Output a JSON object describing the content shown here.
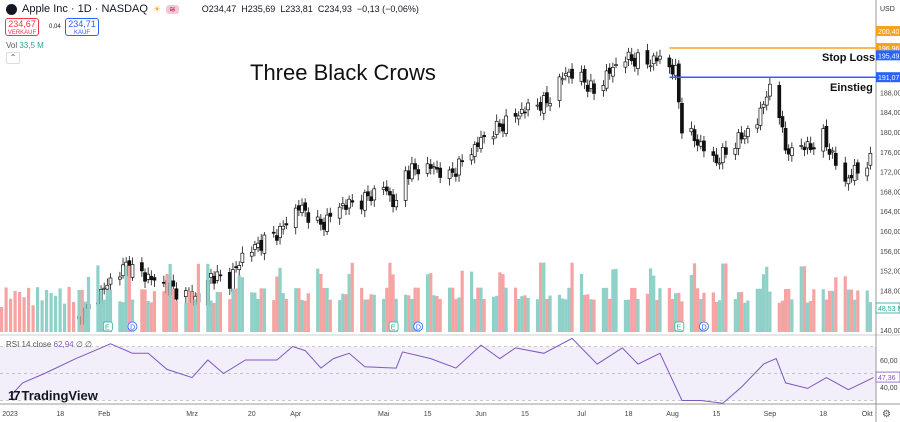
{
  "header": {
    "symbol": "Apple Inc · 1D · NASDAQ",
    "open": "O234,47",
    "high": "H235,69",
    "low": "L233,81",
    "close": "C234,93",
    "change": "−0,13 (−0,06%)",
    "sell_price": "234,67",
    "sell_label": "VERKAUF",
    "spread": "0,04",
    "buy_price": "234,71",
    "buy_label": "KAUF",
    "vol_label": "Vol",
    "vol_value": "33,5 M",
    "currency": "USD"
  },
  "annotations": {
    "title": "Three Black Crows",
    "stop_loss": "Stop Loss",
    "entry": "Einstieg"
  },
  "rsi": {
    "label": "RSI 14 close",
    "value": "62,94",
    "extra": "∅ ∅",
    "current": "47,36"
  },
  "branding": "TradingView",
  "colors": {
    "up": "#26a69a",
    "down": "#ef5350",
    "vol_up": "#8fd1c8",
    "vol_down": "#f5a3a3",
    "stop_line": "#f7a21b",
    "entry_line": "#2962ff",
    "rsi": "#7e57c2",
    "rsi_band": "#f3effa"
  },
  "chart_data": [
    {
      "type": "candlestick",
      "price_axis": [
        140,
        200.4
      ],
      "y_ticks": [
        "188,00",
        "184,00",
        "180,00",
        "176,00",
        "172,00",
        "168,00",
        "164,00",
        "160,00",
        "156,00",
        "152,00",
        "148,00",
        "140,00"
      ],
      "price_labels": [
        {
          "value": 200.4,
          "text": "200,40",
          "color": "#f7a21b"
        },
        {
          "value": 196.96,
          "text": "196,96",
          "color": "#f7a21b"
        },
        {
          "value": 195.49,
          "text": "195,49",
          "color": "#2962ff"
        },
        {
          "value": 191.07,
          "text": "191,07",
          "color": "#2962ff"
        }
      ],
      "horizontal_lines": [
        {
          "name": "Stop Loss",
          "value": 196.96,
          "from": "2023-08-01",
          "color": "#f7a21b"
        },
        {
          "name": "Einstieg",
          "value": 191.07,
          "from": "2023-08-01",
          "color": "#2962ff"
        }
      ],
      "volume_label": "48,53 M",
      "x_ticks": [
        {
          "date": "2023-01-02",
          "label": "2023"
        },
        {
          "date": "2023-01-18",
          "label": "18"
        },
        {
          "date": "2023-02-01",
          "label": "Feb"
        },
        {
          "date": "2023-03-01",
          "label": "Mrz"
        },
        {
          "date": "2023-03-20",
          "label": "20"
        },
        {
          "date": "2023-04-03",
          "label": "Apr"
        },
        {
          "date": "2023-05-01",
          "label": "Mai"
        },
        {
          "date": "2023-05-15",
          "label": "15"
        },
        {
          "date": "2023-06-01",
          "label": "Jun"
        },
        {
          "date": "2023-06-15",
          "label": "15"
        },
        {
          "date": "2023-07-03",
          "label": "Jul"
        },
        {
          "date": "2023-07-18",
          "label": "18"
        },
        {
          "date": "2023-08-01",
          "label": "Aug"
        },
        {
          "date": "2023-08-15",
          "label": "15"
        },
        {
          "date": "2023-09-01",
          "label": "Sep"
        },
        {
          "date": "2023-09-18",
          "label": "18"
        },
        {
          "date": "2023-10-02",
          "label": "Okt"
        }
      ],
      "events": [
        {
          "date": "2023-02-02",
          "type": "E"
        },
        {
          "date": "2023-02-10",
          "type": "D"
        },
        {
          "date": "2023-05-04",
          "type": "E"
        },
        {
          "date": "2023-05-12",
          "type": "D"
        },
        {
          "date": "2023-08-03",
          "type": "E"
        },
        {
          "date": "2023-08-11",
          "type": "D"
        }
      ],
      "close_points": [
        [
          "2023-01-24",
          142
        ],
        [
          "2023-02-03",
          150
        ],
        [
          "2023-02-08",
          153
        ],
        [
          "2023-02-17",
          150
        ],
        [
          "2023-02-27",
          147
        ],
        [
          "2023-03-03",
          146
        ],
        [
          "2023-03-07",
          151
        ],
        [
          "2023-03-13",
          150
        ],
        [
          "2023-03-17",
          155
        ],
        [
          "2023-03-24",
          158
        ],
        [
          "2023-03-29",
          160
        ],
        [
          "2023-04-04",
          165
        ],
        [
          "2023-04-11",
          161
        ],
        [
          "2023-04-17",
          165
        ],
        [
          "2023-04-24",
          166
        ],
        [
          "2023-05-01",
          169
        ],
        [
          "2023-05-05",
          165
        ],
        [
          "2023-05-08",
          172
        ],
        [
          "2023-05-16",
          173
        ],
        [
          "2023-05-22",
          171
        ],
        [
          "2023-05-26",
          174
        ],
        [
          "2023-06-02",
          179
        ],
        [
          "2023-06-09",
          182
        ],
        [
          "2023-06-16",
          185
        ],
        [
          "2023-06-22",
          186
        ],
        [
          "2023-06-28",
          192
        ],
        [
          "2023-07-03",
          191
        ],
        [
          "2023-07-07",
          188
        ],
        [
          "2023-07-13",
          193
        ],
        [
          "2023-07-17",
          195
        ],
        [
          "2023-07-24",
          194
        ],
        [
          "2023-07-28",
          195
        ],
        [
          "2023-08-02",
          192
        ],
        [
          "2023-08-04",
          181
        ],
        [
          "2023-08-09",
          178
        ],
        [
          "2023-08-15",
          174
        ],
        [
          "2023-08-18",
          176
        ],
        [
          "2023-08-23",
          179
        ],
        [
          "2023-08-28",
          182
        ],
        [
          "2023-08-31",
          188
        ],
        [
          "2023-09-01",
          188
        ],
        [
          "2023-09-05",
          182
        ],
        [
          "2023-09-06",
          175
        ],
        [
          "2023-09-08",
          177
        ],
        [
          "2023-09-14",
          177
        ],
        [
          "2023-09-18",
          179
        ],
        [
          "2023-09-21",
          175
        ],
        [
          "2023-09-25",
          170
        ],
        [
          "2023-09-28",
          172
        ],
        [
          "2023-10-03",
          174
        ]
      ]
    },
    {
      "type": "line",
      "name": "RSI 14 close",
      "y_ticks": [
        "60,00",
        "40,00"
      ],
      "levels": [
        70,
        50,
        30
      ],
      "points": [
        [
          "2023-01-02",
          33
        ],
        [
          "2023-01-06",
          43
        ],
        [
          "2023-01-13",
          50
        ],
        [
          "2023-01-23",
          61
        ],
        [
          "2023-01-28",
          66
        ],
        [
          "2023-02-03",
          72
        ],
        [
          "2023-02-10",
          65
        ],
        [
          "2023-02-15",
          65
        ],
        [
          "2023-02-21",
          53
        ],
        [
          "2023-03-01",
          47
        ],
        [
          "2023-03-06",
          60
        ],
        [
          "2023-03-11",
          50
        ],
        [
          "2023-03-18",
          60
        ],
        [
          "2023-03-28",
          60
        ],
        [
          "2023-04-02",
          70
        ],
        [
          "2023-04-06",
          67
        ],
        [
          "2023-04-11",
          54
        ],
        [
          "2023-04-15",
          61
        ],
        [
          "2023-04-20",
          65
        ],
        [
          "2023-04-25",
          55
        ],
        [
          "2023-05-05",
          54
        ],
        [
          "2023-05-07",
          66
        ],
        [
          "2023-05-16",
          61
        ],
        [
          "2023-05-24",
          54
        ],
        [
          "2023-06-01",
          71
        ],
        [
          "2023-06-07",
          61
        ],
        [
          "2023-06-12",
          69
        ],
        [
          "2023-06-21",
          65
        ],
        [
          "2023-06-30",
          76
        ],
        [
          "2023-07-08",
          57
        ],
        [
          "2023-07-16",
          69
        ],
        [
          "2023-07-21",
          57
        ],
        [
          "2023-07-28",
          65
        ],
        [
          "2023-08-04",
          30
        ],
        [
          "2023-08-10",
          30
        ],
        [
          "2023-08-17",
          28
        ],
        [
          "2023-08-23",
          40
        ],
        [
          "2023-08-30",
          57
        ],
        [
          "2023-09-03",
          61
        ],
        [
          "2023-09-06",
          43
        ],
        [
          "2023-09-13",
          39
        ],
        [
          "2023-09-19",
          47
        ],
        [
          "2023-09-26",
          38
        ],
        [
          "2023-10-04",
          47
        ]
      ]
    }
  ]
}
————————
WHAT YOU NEED TO DO:
In the entries above, find every line holding the word "text" and copy it out.

RESULT OF THIS TASK:
          "text": "200,40",
          "text": "196,96",
          "text": "195,49",
          "text": "191,07",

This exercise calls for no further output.